++++ Raw records ++++

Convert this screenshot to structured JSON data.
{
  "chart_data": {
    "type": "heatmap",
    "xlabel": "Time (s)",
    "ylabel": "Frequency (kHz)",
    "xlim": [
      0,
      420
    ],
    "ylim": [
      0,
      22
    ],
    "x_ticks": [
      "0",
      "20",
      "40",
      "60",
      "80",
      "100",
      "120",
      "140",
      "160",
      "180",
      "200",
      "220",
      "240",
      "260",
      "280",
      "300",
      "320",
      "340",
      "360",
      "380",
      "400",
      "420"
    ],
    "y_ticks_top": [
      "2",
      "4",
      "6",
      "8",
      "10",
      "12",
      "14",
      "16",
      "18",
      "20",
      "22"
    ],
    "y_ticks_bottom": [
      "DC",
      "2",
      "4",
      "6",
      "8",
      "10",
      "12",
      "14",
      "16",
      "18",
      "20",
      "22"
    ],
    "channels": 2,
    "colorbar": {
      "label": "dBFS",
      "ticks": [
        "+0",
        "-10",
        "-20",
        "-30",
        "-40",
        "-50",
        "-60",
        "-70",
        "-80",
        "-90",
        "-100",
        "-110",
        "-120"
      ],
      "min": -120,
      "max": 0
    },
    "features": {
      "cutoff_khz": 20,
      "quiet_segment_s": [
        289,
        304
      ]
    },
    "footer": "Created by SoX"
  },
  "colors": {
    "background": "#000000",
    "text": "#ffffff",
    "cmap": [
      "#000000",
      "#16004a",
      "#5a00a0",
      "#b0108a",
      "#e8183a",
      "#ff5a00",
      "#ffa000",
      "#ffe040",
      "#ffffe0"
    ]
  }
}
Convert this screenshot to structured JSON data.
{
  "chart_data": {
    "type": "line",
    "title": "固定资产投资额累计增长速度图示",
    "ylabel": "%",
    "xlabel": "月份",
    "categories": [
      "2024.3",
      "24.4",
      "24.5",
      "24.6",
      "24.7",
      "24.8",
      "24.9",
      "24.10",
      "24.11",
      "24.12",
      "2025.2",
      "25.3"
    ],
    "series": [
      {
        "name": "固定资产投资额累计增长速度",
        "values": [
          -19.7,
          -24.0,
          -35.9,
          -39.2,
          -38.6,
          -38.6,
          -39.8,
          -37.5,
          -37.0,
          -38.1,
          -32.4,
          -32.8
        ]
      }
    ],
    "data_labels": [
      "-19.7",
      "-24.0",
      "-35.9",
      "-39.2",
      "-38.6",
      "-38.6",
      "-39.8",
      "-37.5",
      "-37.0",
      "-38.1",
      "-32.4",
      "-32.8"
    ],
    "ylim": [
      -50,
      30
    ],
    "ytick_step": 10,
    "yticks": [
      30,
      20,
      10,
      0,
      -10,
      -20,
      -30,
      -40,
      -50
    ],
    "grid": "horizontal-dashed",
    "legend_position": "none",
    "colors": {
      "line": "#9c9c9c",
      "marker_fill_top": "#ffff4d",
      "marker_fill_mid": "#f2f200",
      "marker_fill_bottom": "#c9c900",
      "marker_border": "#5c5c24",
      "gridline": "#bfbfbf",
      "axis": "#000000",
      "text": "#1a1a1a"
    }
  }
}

++++

> Task statement
Restate the data above word for word.

> Result of this exercise
Convert this screenshot to structured JSON data.
{
  "chart_data": {
    "type": "heatmap",
    "xlabel": "Time (s)",
    "ylabel": "Frequency (kHz)",
    "xlim": [
      0,
      420
    ],
    "ylim": [
      0,
      22
    ],
    "x_ticks": [
      "0",
      "20",
      "40",
      "60",
      "80",
      "100",
      "120",
      "140",
      "160",
      "180",
      "200",
      "220",
      "240",
      "260",
      "280",
      "300",
      "320",
      "340",
      "360",
      "380",
      "400",
      "420"
    ],
    "y_ticks_top": [
      "2",
      "4",
      "6",
      "8",
      "10",
      "12",
      "14",
      "16",
      "18",
      "20",
      "22"
    ],
    "y_ticks_bottom": [
      "DC",
      "2",
      "4",
      "6",
      "8",
      "10",
      "12",
      "14",
      "16",
      "18",
      "20",
      "22"
    ],
    "channels": 2,
    "colorbar": {
      "label": "dBFS",
      "ticks": [
        "+0",
        "-10",
        "-20",
        "-30",
        "-40",
        "-50",
        "-60",
        "-70",
        "-80",
        "-90",
        "-100",
        "-110",
        "-120"
      ],
      "min": -120,
      "max": 0
    },
    "features": {
      "cutoff_khz": 20,
      "quiet_segment_s": [
        289,
        304
      ]
    },
    "footer": "Created by SoX"
  },
  "colors": {
    "background": "#000000",
    "text": "#ffffff",
    "cmap": [
      "#000000",
      "#16004a",
      "#5a00a0",
      "#b0108a",
      "#e8183a",
      "#ff5a00",
      "#ffa000",
      "#ffe040",
      "#ffffe0"
    ]
  }
}
Convert this screenshot to structured JSON data.
{
  "chart_data": {
    "type": "line",
    "title": "固定资产投资额累计增长速度图示",
    "ylabel": "%",
    "xlabel": "月份",
    "categories": [
      "2024.3",
      "24.4",
      "24.5",
      "24.6",
      "24.7",
      "24.8",
      "24.9",
      "24.10",
      "24.11",
      "24.12",
      "2025.2",
      "25.3"
    ],
    "series": [
      {
        "name": "固定资产投资额累计增长速度",
        "values": [
          -19.7,
          -24.0,
          -35.9,
          -39.2,
          -38.6,
          -38.6,
          -39.8,
          -37.5,
          -37.0,
          -38.1,
          -32.4,
          -32.8
        ]
      }
    ],
    "data_labels": [
      "-19.7",
      "-24.0",
      "-35.9",
      "-39.2",
      "-38.6",
      "-38.6",
      "-39.8",
      "-37.5",
      "-37.0",
      "-38.1",
      "-32.4",
      "-32.8"
    ],
    "ylim": [
      -50,
      30
    ],
    "ytick_step": 10,
    "yticks": [
      30,
      20,
      10,
      0,
      -10,
      -20,
      -30,
      -40,
      -50
    ],
    "grid": "horizontal-dashed",
    "legend_position": "none",
    "colors": {
      "line": "#9c9c9c",
      "marker_fill_top": "#ffff4d",
      "marker_fill_mid": "#f2f200",
      "marker_fill_bottom": "#c9c900",
      "marker_border": "#5c5c24",
      "gridline": "#bfbfbf",
      "axis": "#000000",
      "text": "#1a1a1a"
    }
  }
}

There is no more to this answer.